What this task involves.
Look through the records below and collect all lines that hold the string "READ".

----

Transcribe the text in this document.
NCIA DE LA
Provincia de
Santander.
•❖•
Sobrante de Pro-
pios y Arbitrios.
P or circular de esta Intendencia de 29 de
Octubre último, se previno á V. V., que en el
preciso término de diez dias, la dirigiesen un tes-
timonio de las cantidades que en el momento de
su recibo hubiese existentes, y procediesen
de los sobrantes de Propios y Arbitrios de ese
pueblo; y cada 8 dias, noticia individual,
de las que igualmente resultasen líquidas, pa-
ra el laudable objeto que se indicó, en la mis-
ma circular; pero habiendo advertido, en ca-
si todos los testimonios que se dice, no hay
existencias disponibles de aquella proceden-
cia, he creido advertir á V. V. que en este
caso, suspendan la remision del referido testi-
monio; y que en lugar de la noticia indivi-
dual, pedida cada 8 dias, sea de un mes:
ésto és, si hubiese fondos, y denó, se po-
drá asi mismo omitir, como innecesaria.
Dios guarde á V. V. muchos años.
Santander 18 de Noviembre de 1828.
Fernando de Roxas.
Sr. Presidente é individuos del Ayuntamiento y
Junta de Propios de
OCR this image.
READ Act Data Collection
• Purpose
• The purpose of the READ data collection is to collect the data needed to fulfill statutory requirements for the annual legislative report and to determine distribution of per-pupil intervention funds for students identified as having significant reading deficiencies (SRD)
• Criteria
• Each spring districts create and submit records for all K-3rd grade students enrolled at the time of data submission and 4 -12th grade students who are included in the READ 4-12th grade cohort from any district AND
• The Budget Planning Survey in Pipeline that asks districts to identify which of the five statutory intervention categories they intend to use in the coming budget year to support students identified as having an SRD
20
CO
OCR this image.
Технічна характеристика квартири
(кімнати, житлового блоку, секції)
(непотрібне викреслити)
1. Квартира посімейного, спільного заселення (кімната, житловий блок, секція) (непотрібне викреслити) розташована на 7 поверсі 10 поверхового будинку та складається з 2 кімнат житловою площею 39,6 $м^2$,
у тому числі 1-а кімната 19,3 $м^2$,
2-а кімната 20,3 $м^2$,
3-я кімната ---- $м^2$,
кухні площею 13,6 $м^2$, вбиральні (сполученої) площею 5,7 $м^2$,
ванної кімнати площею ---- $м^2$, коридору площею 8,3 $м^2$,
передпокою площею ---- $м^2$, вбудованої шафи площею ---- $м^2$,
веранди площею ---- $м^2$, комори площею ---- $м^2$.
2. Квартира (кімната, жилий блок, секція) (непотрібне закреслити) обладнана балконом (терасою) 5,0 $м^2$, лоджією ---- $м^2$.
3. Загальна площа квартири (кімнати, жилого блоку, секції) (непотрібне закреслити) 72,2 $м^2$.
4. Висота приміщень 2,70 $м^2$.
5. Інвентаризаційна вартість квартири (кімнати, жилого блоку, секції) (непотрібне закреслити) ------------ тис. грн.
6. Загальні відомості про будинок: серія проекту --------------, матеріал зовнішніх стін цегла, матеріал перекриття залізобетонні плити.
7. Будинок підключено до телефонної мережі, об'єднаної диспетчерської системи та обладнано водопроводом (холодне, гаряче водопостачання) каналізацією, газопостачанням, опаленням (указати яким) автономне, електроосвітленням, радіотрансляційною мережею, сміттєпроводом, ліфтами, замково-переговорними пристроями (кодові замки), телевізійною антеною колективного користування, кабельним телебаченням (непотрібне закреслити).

----

Expected answer.
READ Act Data Collection
• The purpose of the READ data collection is to collect the data needed to fulfill statutory requirements for the annual legislative report and to determine distribution of per-pupil intervention funds for students identified as having significant reading deficiencies (SRD)
• Each spring districts create and submit records for all K-3rd grade students enrolled at the time of data submission and 4 -12th grade students who are included in the READ 4-12th grade cohort from any district AND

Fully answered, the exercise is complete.